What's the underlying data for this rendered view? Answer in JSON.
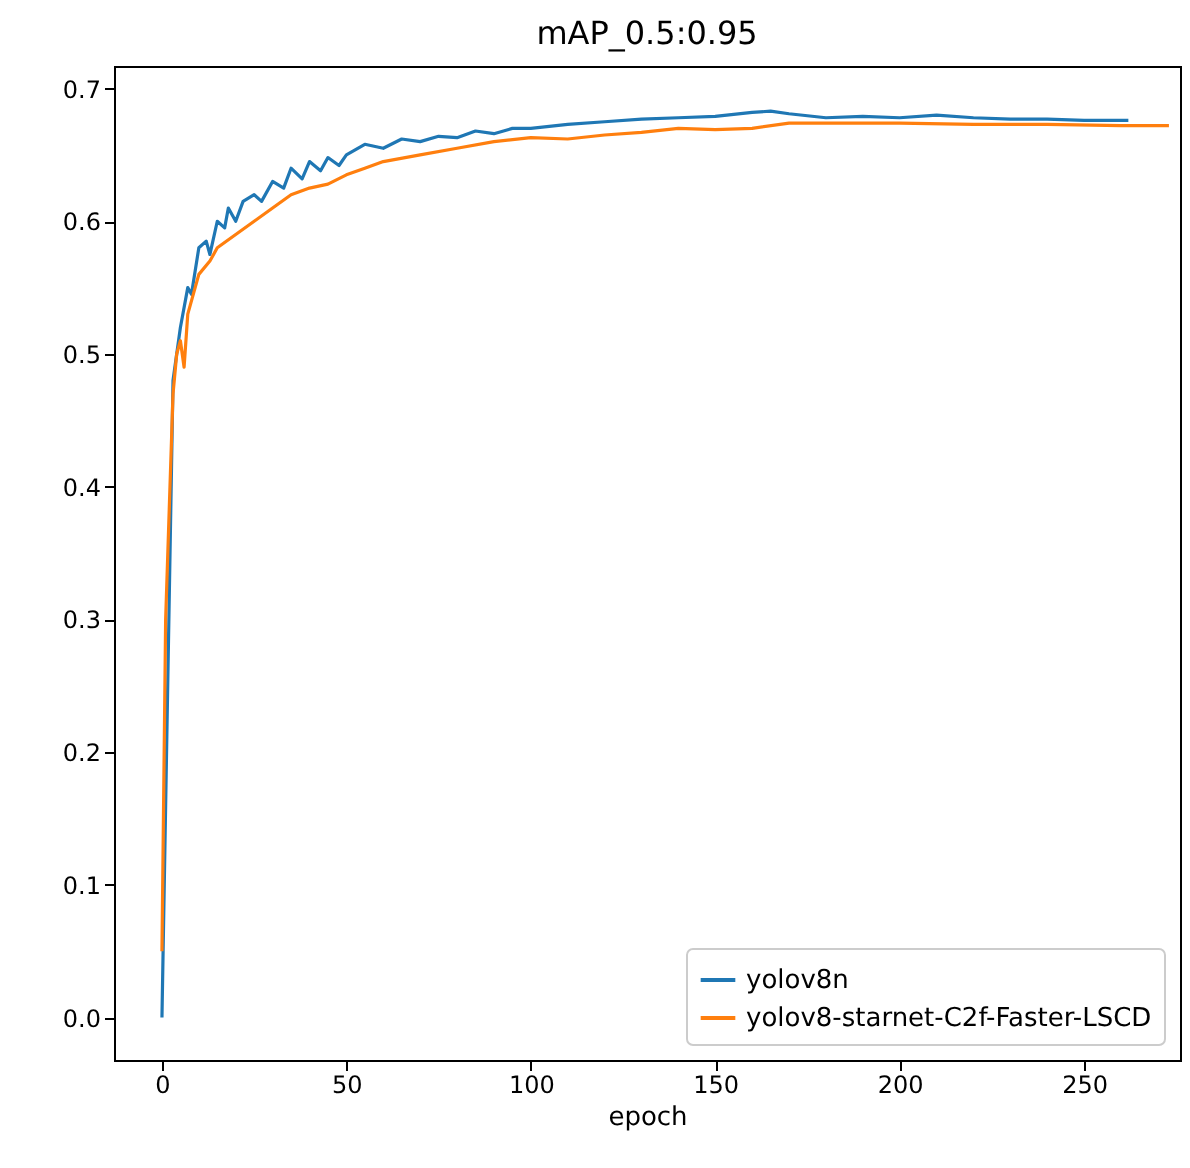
{
  "chart_data": {
    "type": "line",
    "title": "mAP_0.5:0.95",
    "xlabel": "epoch",
    "xlim": [
      -13,
      276
    ],
    "ylim": [
      -0.032,
      0.717
    ],
    "xticks": [
      0,
      50,
      100,
      150,
      200,
      250
    ],
    "yticks": [
      {
        "value": 0,
        "label": "0.0"
      },
      0.1,
      0.2,
      0.3,
      0.4,
      0.5,
      0.6,
      0.7
    ],
    "legend": "bottom right",
    "grid": false,
    "series": [
      {
        "name": "yolov8n",
        "color": "#1f77b4",
        "x": [
          0,
          3,
          5,
          7,
          8,
          10,
          12,
          13,
          15,
          17,
          18,
          20,
          22,
          25,
          27,
          30,
          33,
          35,
          38,
          40,
          43,
          45,
          48,
          50,
          55,
          60,
          65,
          70,
          75,
          80,
          85,
          90,
          95,
          100,
          110,
          120,
          130,
          140,
          150,
          160,
          165,
          170,
          180,
          190,
          200,
          210,
          220,
          230,
          240,
          250,
          262
        ],
        "values": [
          0.0,
          0.48,
          0.52,
          0.55,
          0.545,
          0.58,
          0.585,
          0.575,
          0.6,
          0.595,
          0.61,
          0.6,
          0.615,
          0.62,
          0.615,
          0.63,
          0.625,
          0.64,
          0.632,
          0.645,
          0.638,
          0.648,
          0.642,
          0.65,
          0.658,
          0.655,
          0.662,
          0.66,
          0.664,
          0.663,
          0.668,
          0.666,
          0.67,
          0.67,
          0.673,
          0.675,
          0.677,
          0.678,
          0.679,
          0.682,
          0.683,
          0.681,
          0.678,
          0.679,
          0.678,
          0.68,
          0.678,
          0.677,
          0.677,
          0.676,
          0.676
        ]
      },
      {
        "name": "yolov8-starnet-C2f-Faster-LSCD",
        "color": "#ff7f0e",
        "x": [
          0,
          1,
          3,
          4,
          5,
          6,
          7,
          10,
          13,
          15,
          20,
          25,
          30,
          35,
          40,
          45,
          50,
          55,
          60,
          70,
          80,
          90,
          100,
          110,
          120,
          130,
          140,
          150,
          160,
          170,
          180,
          190,
          200,
          220,
          240,
          260,
          273
        ],
        "values": [
          0.05,
          0.3,
          0.47,
          0.5,
          0.51,
          0.49,
          0.53,
          0.56,
          0.57,
          0.58,
          0.59,
          0.6,
          0.61,
          0.62,
          0.625,
          0.628,
          0.635,
          0.64,
          0.645,
          0.65,
          0.655,
          0.66,
          0.663,
          0.662,
          0.665,
          0.667,
          0.67,
          0.669,
          0.67,
          0.674,
          0.674,
          0.674,
          0.674,
          0.673,
          0.673,
          0.672,
          0.672
        ]
      }
    ]
  }
}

********************

**Work required:**
Give only the number of lines in the records that include the word "name".

**Written solution:**
2